**Given task**: Rewrite every item below with "grid-line" renamed to "guide-line", leaving everything else unchanged.

## Start

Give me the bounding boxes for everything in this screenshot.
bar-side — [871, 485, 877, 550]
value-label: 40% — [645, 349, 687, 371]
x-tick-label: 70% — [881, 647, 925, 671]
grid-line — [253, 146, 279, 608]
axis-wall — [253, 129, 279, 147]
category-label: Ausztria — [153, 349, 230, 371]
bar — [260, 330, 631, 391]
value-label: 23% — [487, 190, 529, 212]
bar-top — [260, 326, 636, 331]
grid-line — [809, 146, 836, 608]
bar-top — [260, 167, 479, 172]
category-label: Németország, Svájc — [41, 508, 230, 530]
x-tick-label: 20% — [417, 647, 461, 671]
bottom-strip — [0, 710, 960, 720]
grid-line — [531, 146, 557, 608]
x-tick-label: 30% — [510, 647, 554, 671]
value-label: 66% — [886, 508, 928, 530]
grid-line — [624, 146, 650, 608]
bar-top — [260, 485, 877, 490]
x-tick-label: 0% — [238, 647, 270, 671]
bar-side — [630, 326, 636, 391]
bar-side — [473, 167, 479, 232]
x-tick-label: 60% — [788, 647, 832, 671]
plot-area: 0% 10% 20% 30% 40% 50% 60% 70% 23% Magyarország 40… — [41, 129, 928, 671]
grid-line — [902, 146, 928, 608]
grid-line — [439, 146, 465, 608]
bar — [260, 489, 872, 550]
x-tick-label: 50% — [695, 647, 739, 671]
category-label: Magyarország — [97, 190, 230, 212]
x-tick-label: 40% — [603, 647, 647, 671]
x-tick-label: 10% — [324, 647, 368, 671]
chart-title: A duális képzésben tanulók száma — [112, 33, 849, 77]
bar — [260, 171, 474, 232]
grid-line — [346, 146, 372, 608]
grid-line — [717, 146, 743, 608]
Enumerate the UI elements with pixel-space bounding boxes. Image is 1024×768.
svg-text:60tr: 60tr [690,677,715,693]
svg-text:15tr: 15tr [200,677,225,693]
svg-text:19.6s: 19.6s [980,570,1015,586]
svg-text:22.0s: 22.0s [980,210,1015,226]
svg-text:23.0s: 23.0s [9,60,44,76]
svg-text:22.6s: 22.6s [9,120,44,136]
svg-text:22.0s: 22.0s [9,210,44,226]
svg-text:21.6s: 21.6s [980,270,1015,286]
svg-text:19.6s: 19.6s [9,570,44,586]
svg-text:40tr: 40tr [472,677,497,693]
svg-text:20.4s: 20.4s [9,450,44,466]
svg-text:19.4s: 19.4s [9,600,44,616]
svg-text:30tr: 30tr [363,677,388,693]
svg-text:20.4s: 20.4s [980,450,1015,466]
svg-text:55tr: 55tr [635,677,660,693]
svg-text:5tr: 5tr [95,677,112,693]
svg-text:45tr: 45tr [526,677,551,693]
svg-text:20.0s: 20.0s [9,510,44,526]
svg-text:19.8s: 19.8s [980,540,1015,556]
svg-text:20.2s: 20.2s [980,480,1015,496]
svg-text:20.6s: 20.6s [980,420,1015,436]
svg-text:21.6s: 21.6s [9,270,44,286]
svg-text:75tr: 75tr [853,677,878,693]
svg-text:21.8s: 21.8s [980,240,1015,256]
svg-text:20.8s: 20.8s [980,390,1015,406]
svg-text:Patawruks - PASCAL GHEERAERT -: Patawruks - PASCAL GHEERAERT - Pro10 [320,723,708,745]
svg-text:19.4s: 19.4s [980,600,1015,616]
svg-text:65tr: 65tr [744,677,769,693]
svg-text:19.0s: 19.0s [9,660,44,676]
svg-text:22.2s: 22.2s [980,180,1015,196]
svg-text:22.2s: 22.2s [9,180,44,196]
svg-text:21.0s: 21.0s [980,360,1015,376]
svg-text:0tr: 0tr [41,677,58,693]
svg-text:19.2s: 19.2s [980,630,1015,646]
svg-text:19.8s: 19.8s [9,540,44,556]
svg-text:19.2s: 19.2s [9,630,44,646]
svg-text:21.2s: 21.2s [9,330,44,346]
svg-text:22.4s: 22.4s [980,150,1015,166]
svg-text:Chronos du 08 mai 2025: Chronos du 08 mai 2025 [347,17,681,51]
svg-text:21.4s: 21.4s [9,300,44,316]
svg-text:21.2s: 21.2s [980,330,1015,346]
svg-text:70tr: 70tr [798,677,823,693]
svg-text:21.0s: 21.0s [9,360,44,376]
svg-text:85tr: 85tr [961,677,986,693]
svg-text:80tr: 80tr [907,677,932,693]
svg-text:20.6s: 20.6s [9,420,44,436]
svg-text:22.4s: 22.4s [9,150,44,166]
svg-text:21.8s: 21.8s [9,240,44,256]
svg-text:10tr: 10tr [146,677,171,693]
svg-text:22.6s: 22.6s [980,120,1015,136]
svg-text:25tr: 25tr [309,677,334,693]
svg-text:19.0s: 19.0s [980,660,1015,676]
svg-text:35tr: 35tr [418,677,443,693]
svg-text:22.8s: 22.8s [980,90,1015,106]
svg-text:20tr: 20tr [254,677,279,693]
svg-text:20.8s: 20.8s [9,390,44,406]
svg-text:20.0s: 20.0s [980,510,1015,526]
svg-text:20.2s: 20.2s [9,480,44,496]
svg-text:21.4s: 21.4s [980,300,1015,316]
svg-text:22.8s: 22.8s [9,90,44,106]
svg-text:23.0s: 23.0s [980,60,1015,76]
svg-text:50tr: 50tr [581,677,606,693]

## End

**Exercise answer**:
Give me the bounding boxes for everything in this screenshot.
bar-side — [871, 485, 877, 550]
value-label: 40% — [645, 349, 687, 371]
x-tick-label: 70% — [881, 647, 925, 671]
guide-line — [253, 146, 279, 608]
axis-wall — [253, 129, 279, 147]
category-label: Ausztria — [153, 349, 230, 371]
bar — [260, 330, 631, 391]
value-label: 23% — [487, 190, 529, 212]
bar-top — [260, 326, 636, 331]
guide-line — [809, 146, 836, 608]
bar-top — [260, 167, 479, 172]
category-label: Németország, Svájc — [41, 508, 230, 530]
x-tick-label: 20% — [417, 647, 461, 671]
bottom-strip — [0, 710, 960, 720]
guide-line — [531, 146, 557, 608]
x-tick-label: 30% — [510, 647, 554, 671]
value-label: 66% — [886, 508, 928, 530]
guide-line — [624, 146, 650, 608]
bar-top — [260, 485, 877, 490]
x-tick-label: 0% — [238, 647, 270, 671]
bar-side — [630, 326, 636, 391]
bar-side — [473, 167, 479, 232]
x-tick-label: 60% — [788, 647, 832, 671]
plot-area: 0% 10% 20% 30% 40% 50% 60% 70% 23% Magyarország 40… — [41, 129, 928, 671]
guide-line — [902, 146, 928, 608]
guide-line — [439, 146, 465, 608]
bar — [260, 489, 872, 550]
x-tick-label: 50% — [695, 647, 739, 671]
category-label: Magyarország — [97, 190, 230, 212]
x-tick-label: 40% — [603, 647, 647, 671]
x-tick-label: 10% — [324, 647, 368, 671]
chart-title: A duális képzésben tanulók száma — [112, 33, 849, 77]
bar — [260, 171, 474, 232]
guide-line — [346, 146, 372, 608]
guide-line — [717, 146, 743, 608]
Enumerate the UI elements with pixel-space bounding boxes. Image is 1024×768.
svg-text:60tr: 60tr [690,677,715,693]
svg-text:15tr: 15tr [200,677,225,693]
svg-text:19.6s: 19.6s [980,570,1015,586]
svg-text:22.0s: 22.0s [980,210,1015,226]
svg-text:23.0s: 23.0s [9,60,44,76]
svg-text:22.6s: 22.6s [9,120,44,136]
svg-text:22.0s: 22.0s [9,210,44,226]
svg-text:21.6s: 21.6s [980,270,1015,286]
svg-text:19.6s: 19.6s [9,570,44,586]
svg-text:40tr: 40tr [472,677,497,693]
svg-text:20.4s: 20.4s [9,450,44,466]
svg-text:19.4s: 19.4s [9,600,44,616]
svg-text:30tr: 30tr [363,677,388,693]
svg-text:20.4s: 20.4s [980,450,1015,466]
svg-text:55tr: 55tr [635,677,660,693]
svg-text:5tr: 5tr [95,677,112,693]
svg-text:45tr: 45tr [526,677,551,693]
svg-text:20.0s: 20.0s [9,510,44,526]
svg-text:19.8s: 19.8s [980,540,1015,556]
svg-text:20.2s: 20.2s [980,480,1015,496]
svg-text:20.6s: 20.6s [980,420,1015,436]
svg-text:21.6s: 21.6s [9,270,44,286]
svg-text:75tr: 75tr [853,677,878,693]
svg-text:21.8s: 21.8s [980,240,1015,256]
svg-text:20.8s: 20.8s [980,390,1015,406]
svg-text:Patawruks - PASCAL GHEERAERT -: Patawruks - PASCAL GHEERAERT - Pro10 [320,723,708,745]
svg-text:19.4s: 19.4s [980,600,1015,616]
svg-text:65tr: 65tr [744,677,769,693]
svg-text:19.0s: 19.0s [9,660,44,676]
svg-text:22.2s: 22.2s [980,180,1015,196]
svg-text:22.2s: 22.2s [9,180,44,196]
svg-text:21.0s: 21.0s [980,360,1015,376]
svg-text:0tr: 0tr [41,677,58,693]
svg-text:19.2s: 19.2s [980,630,1015,646]
svg-text:19.8s: 19.8s [9,540,44,556]
svg-text:19.2s: 19.2s [9,630,44,646]
svg-text:21.2s: 21.2s [9,330,44,346]
svg-text:22.4s: 22.4s [980,150,1015,166]
svg-text:Chronos du 08 mai 2025: Chronos du 08 mai 2025 [347,17,681,51]
svg-text:21.4s: 21.4s [9,300,44,316]
svg-text:21.2s: 21.2s [980,330,1015,346]
svg-text:70tr: 70tr [798,677,823,693]
svg-text:21.0s: 21.0s [9,360,44,376]
svg-text:85tr: 85tr [961,677,986,693]
svg-text:80tr: 80tr [907,677,932,693]
svg-text:20.6s: 20.6s [9,420,44,436]
svg-text:22.4s: 22.4s [9,150,44,166]
svg-text:21.8s: 21.8s [9,240,44,256]
svg-text:10tr: 10tr [146,677,171,693]
svg-text:22.6s: 22.6s [980,120,1015,136]
svg-text:25tr: 25tr [309,677,334,693]
svg-text:19.0s: 19.0s [980,660,1015,676]
svg-text:35tr: 35tr [418,677,443,693]
svg-text:22.8s: 22.8s [980,90,1015,106]
svg-text:20tr: 20tr [254,677,279,693]
svg-text:20.8s: 20.8s [9,390,44,406]
svg-text:20.0s: 20.0s [980,510,1015,526]
svg-text:20.2s: 20.2s [9,480,44,496]
svg-text:21.4s: 21.4s [980,300,1015,316]
svg-text:22.8s: 22.8s [9,90,44,106]
svg-text:23.0s: 23.0s [980,60,1015,76]
svg-text:50tr: 50tr [581,677,606,693]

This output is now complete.